··· ITEMS

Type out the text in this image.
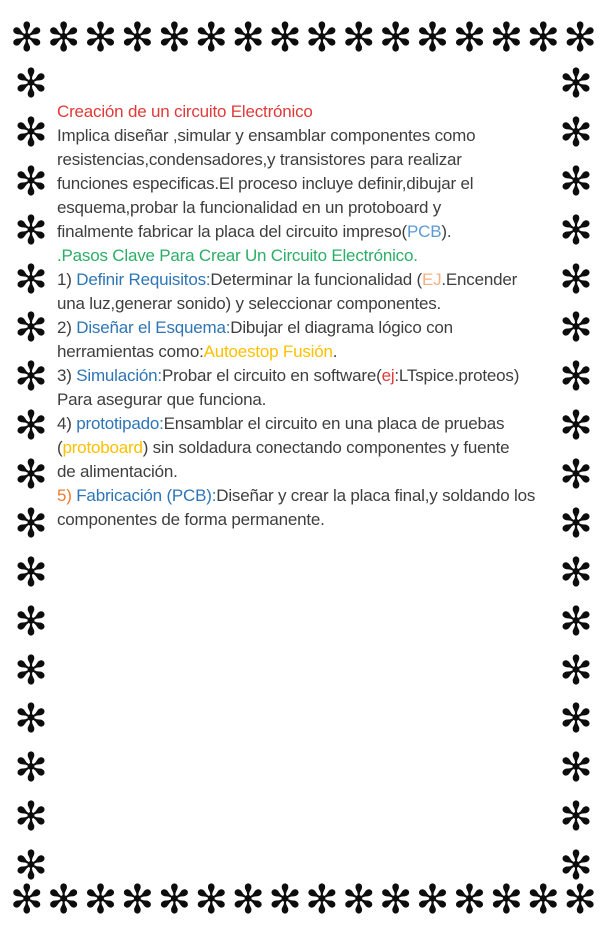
✻ ✻ ✻ ✻ ✻ ✻ ✻ ✻ ✻ ✻ ✻ ✻ ✻ ✻ ✻ ✻
✻
✻
✻
✻
✻
✻
✻
✻
✻
✻
✻
✻
✻
✻
✻
✻
✻
✻
✻
✻
✻
✻
✻
✻
✻
✻
✻
✻
✻
✻
✻
✻
✻
✻
✻ ✻ ✻ ✻ ✻ ✻ ✻ ✻ ✻ ✻ ✻ ✻ ✻ ✻ ✻ ✻
Creación de un circuito Electrónico
Implica diseñar ,simular y ensamblar componentes como
resistencias,condensadores,y transistores para realizar
funciones especificas.El proceso incluye definir,dibujar el
esquema,probar la funcionalidad en un protoboard y
finalmente fabricar la placa del circuito impreso(PCB).
.Pasos Clave Para Crear Un Circuito Electrónico.
1) Definir Requisitos:Determinar la funcionalidad (EJ.Encender
una luz,generar sonido) y seleccionar componentes.
2) Diseñar el Esquema:Dibujar el diagrama lógico con
herramientas como:Autoestop Fusión.
3) Simulación:Probar el circuito en software(ej:LTspice.proteos)
Para asegurar que funciona.
4) prototipado:Ensamblar el circuito en una placa de pruebas
(protoboard) sin soldadura conectando componentes y fuente
de alimentación.
5) Fabricación (PCB):Diseñar y crear la placa final,y soldando los
componentes de forma permanente.
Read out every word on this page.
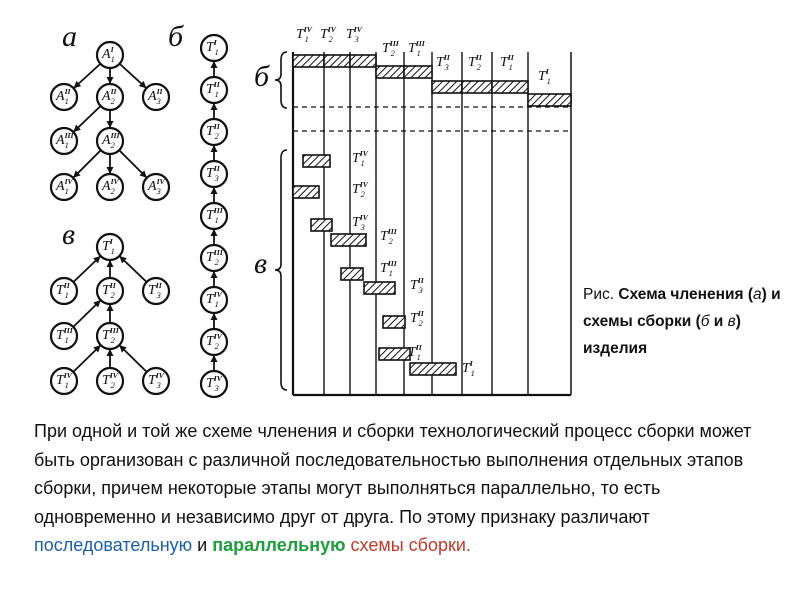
а	б
в
б
в
$A^I$ 1
$A^{II}$ 1 $A^{II}$ 2 $A^{II}$ 3
$A^{III}$ 1	$A^{III}$ 2
$A^{IV}$ 1	$A^{IV}$ 2	$A^{IV}$ 3
$T^I$ 1
$T^{II}$ 1
$T^{II}$ 2
$T^{II}$ 3
$T^{III}$ 1
$T^{III}$ 2
$T^{IV}$ 1
$T^{IV}$ 2
$T^{IV}$ 3
$T^I$ 1
$T^{II}$ 1 $T^{II}$ 2 $T^{II}$ 3
$T^{III}$ 1	$T^{III}$ 2
$T^{IV}$ 1 $T^{IV}$ 2 $T^{IV}$ 3
$T^{IV}$ 1 $T^{IV}$ 2 $T^{IV}$ 3
$T^{III}$ 2 $T^{III}$ 1
$T^{II}$ 3 $T^{II}$ 2 $T^{II}$ 1
$T^I$ 1
$T^{IV}$ 1
$T^{IV}$ 2
$T^{IV}$ 3
$T^{III}$ 2
$T^{III}$ 1
$T^{II}$ 3
$T^{II}$ 2
$T^{II}$ 1
$T^I$ 1
Рис. Схема членения (а) и схемы сборки (б и в) изделия
При одной и той же схеме членения и сборки технологический процесс сборки может быть организован с различной последовательностью выполнения отдельных этапов сборки, причем некоторые этапы могут выполняться параллельно, то есть одновременно и независимо друг от друга. По этому признаку различают последовательную и параллельную схемы сборки.
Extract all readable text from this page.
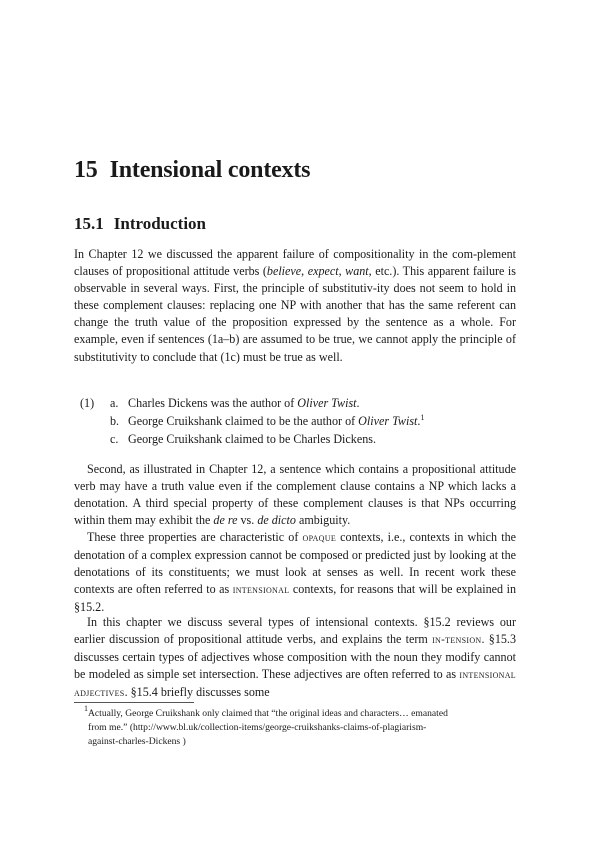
15 Intensional contexts
15.1 Introduction

In Chapter 12 we discussed the apparent failure of compositionality in the com-plement clauses of propositional attitude verbs (believe, expect, want, etc.). This apparent failure is observable in several ways. First, the principle of substitutiv-ity does not seem to hold in these complement clauses: replacing one NP with another that has the same referent can change the truth value of the proposition expressed by the sentence as a whole. For example, even if sentences (1a–b) are assumed to be true, we cannot apply the principle of substitutivity to conclude that (1c) must be true as well.

(1) a. Charles Dickens was the author of Oliver Twist.
b. George Cruikshank claimed to be the author of Oliver Twist.$^1$
c. George Cruikshank claimed to be Charles Dickens.

Second, as illustrated in Chapter 12, a sentence which contains a propositional attitude verb may have a truth value even if the complement clause contains a NP which lacks a denotation. A third special property of these complement clauses is that NPs occurring within them may exhibit the de re vs. de dicto ambiguity.

These three properties are characteristic of opaque contexts, i.e., contexts in which the denotation of a complex expression cannot be composed or predicted just by looking at the denotations of its constituents; we must look at senses as well. In recent work these contexts are often referred to as intensional contexts, for reasons that will be explained in §15.2.

In this chapter we discuss several types of intensional contexts. §15.2 reviews our earlier discussion of propositional attitude verbs, and explains the term in-tension. §15.3 discusses certain types of adjectives whose composition with the noun they modify cannot be modeled as simple set intersection. These adjectives are often referred to as intensional adjectives. §15.4 briefly discusses some

$^1$Actually, George Cruikshank only claimed that “the original ideas and characters… emanated
from me.” (http://www.bl.uk/collection-items/george-cruikshanks-claims-of-plagiarism-
against-charles-Dickens )
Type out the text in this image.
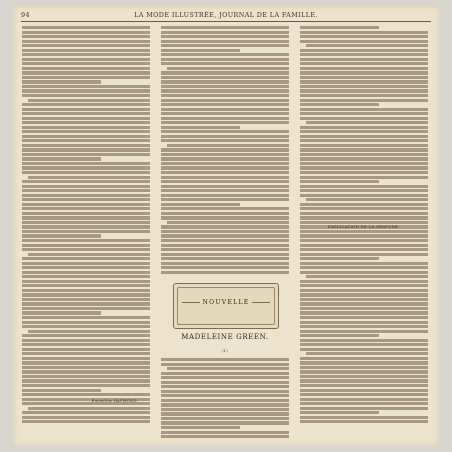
94	LA MODE ILLUSTRÉE, JOURNAL DE LA FAMILLE.
Emmeline RAYMOND.
EXPLICATION DE LA GRAVURE
NOUVELLE
MADELEINE GREEN.
(I.)
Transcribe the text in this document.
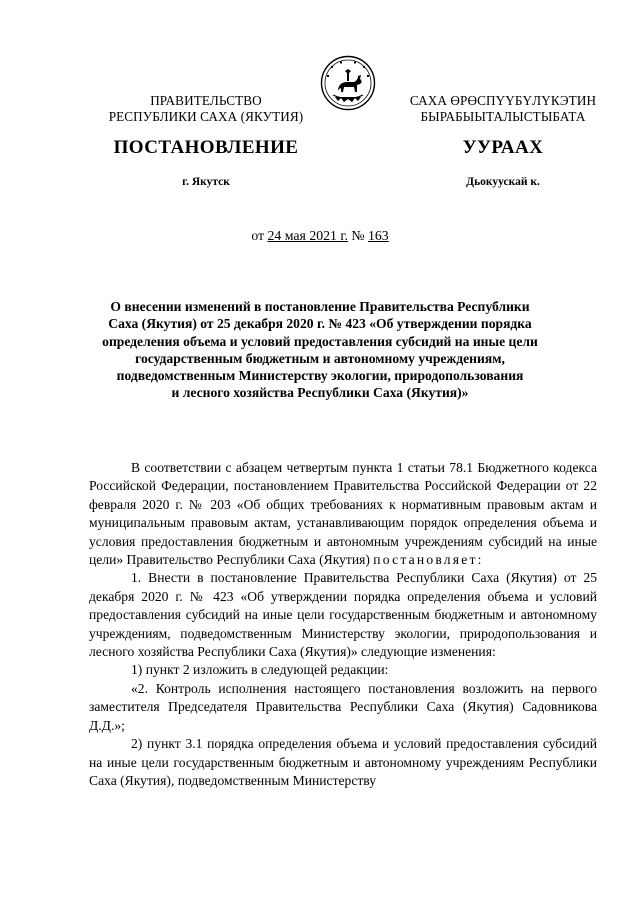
ПРАВИТЕЛЬСТВО
РЕСПУБЛИКИ САХА (ЯКУТИЯ)
САХА ӨРӨСПҮҮБҮЛҮКЭТИН
БЫРАБЫЫТАЛЫСТЫБАТА
ПОСТАНОВЛЕНИЕ	УУРААХ
г. Якутск	Дьокуускай к.
от 24 мая 2021 г. № 163
О внесении изменений в постановление Правительства Республики
Саха (Якутия) от 25 декабря 2020 г. № 423 «Об утверждении порядка
определения объема и условий предоставления субсидий на иные цели
государственным бюджетным и автономному учреждениям,
подведомственным Министерству экологии, природопользования
и лесного хозяйства Республики Саха (Якутия)»

В соответствии с абзацем четвертым пункта 1 статьи 78.1 Бюджетного кодекса Российской Федерации, постановлением Правительства Российской Федерации от 22 февраля 2020 г. № 203 «Об общих требованиях к нормативным правовым актам и муниципальным правовым актам, устанавливающим порядок определения объема и условия предоставления бюджетным и автономным учреждениям субсидий на иные цели» Правительство Республики Саха (Якутия) постановляет:

1. Внести в постановление Правительства Республики Саха (Якутия) от 25 декабря 2020 г. № 423 «Об утверждении порядка определения объема и условий предоставления субсидий на иные цели государственным бюджетным и автономному учреждениям, подведомственным Министерству экологии, природопользования и лесного хозяйства Республики Саха (Якутия)» следующие изменения:

1) пункт 2 изложить в следующей редакции:

«2. Контроль исполнения настоящего постановления возложить на первого заместителя Председателя Правительства Республики Саха (Якутия) Садовникова Д.Д.»;

2) пункт 3.1 порядка определения объема и условий предоставления субсидий на иные цели государственным бюджетным и автономному учреждениям Республики Саха (Якутия), подведомственным Министерству
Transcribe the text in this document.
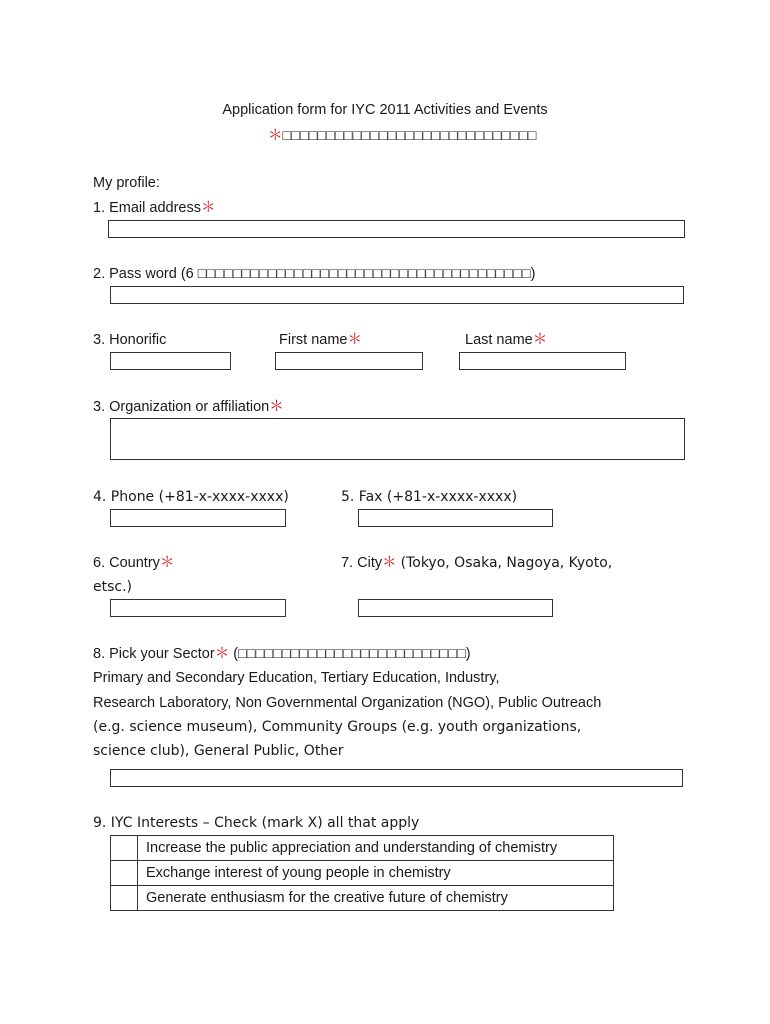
Application form for IYC 2011 Activities and Events
＊□□□□□□□□□□□□□□□□□□□□□□□□□□□□□
My profile:
1. Email address＊
2. Pass word (6 □□□□□□□□□□□□□□□□□□□□□□□□□□□□□□□□□□□□□□)
3. Honorific	First name＊	Last name＊
3. Organization or affiliation＊
4. Phone (+81-x-xxxx-xxxx)	5. Fax (+81-x-xxxx-xxxx)
6. Country＊	7. City＊ (Tokyo, Osaka, Nagoya, Kyoto,
etsc.)
8. Pick your Sector＊ (□□□□□□□□□□□□□□□□□□□□□□□□□□)
Primary and Secondary Education, Tertiary Education, Industry,
Research Laboratory, Non Governmental Organization (NGO), Public Outreach
(e.g. science museum), Community Groups (e.g. youth organizations,
science club), General Public, Other
9. IYC Interests – Check (mark X) all that apply
	Increase the public appreciation and understanding of chemistry
	Exchange interest of young people in chemistry
	Generate enthusiasm for the creative future of chemistry
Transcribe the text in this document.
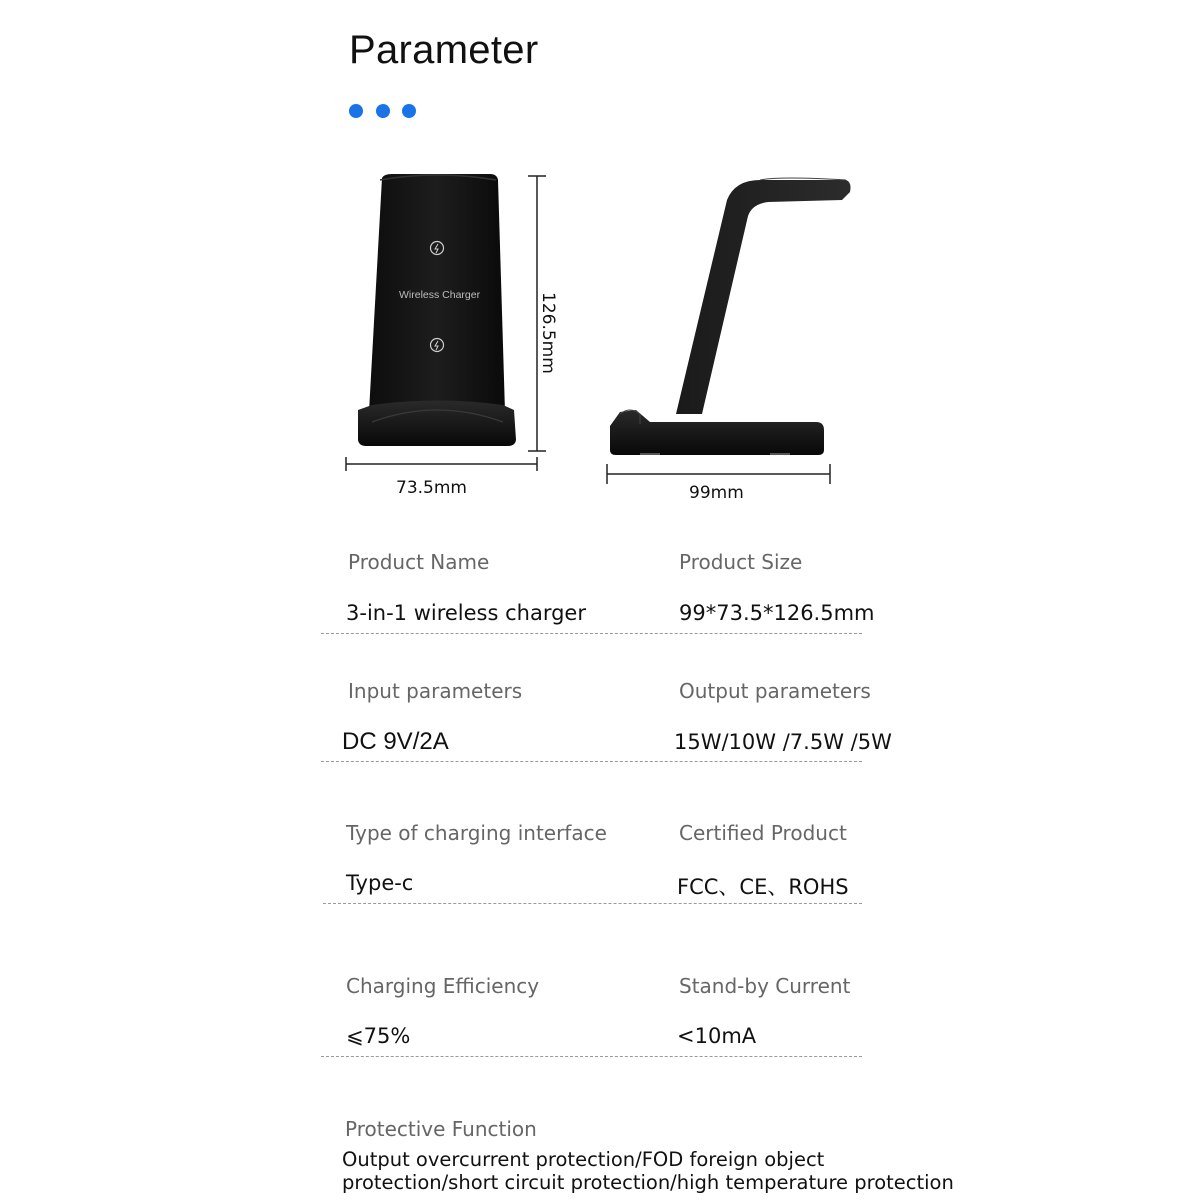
Parameter
Wireless Charger	126.5mm
73.5mm	99mm
Product Name	Product Size
3-in-1 wireless charger	99*73.5*126.5mm
Input parameters	Output parameters
DC 9V/2A	15W/10W /7.5W /5W
Type of charging interface	Certified Product
Type-c	FCC、CE、ROHS
Charging Efficiency	Stand-by Current
⩽75%	<10mA
Protective Function
Output overcurrent protection/FOD foreign object
protection/short circuit protection/high temperature protection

······

◆ **SHORT PROBLEM**
Filter the listing above for the string "Dickens" and copy every matching line.

◆ **THE REPLY**
(1) a. Charles Dickens was the author of Oliver Twist.
c. George Cruikshank claimed to be Charles Dickens.
against-charles-Dickens )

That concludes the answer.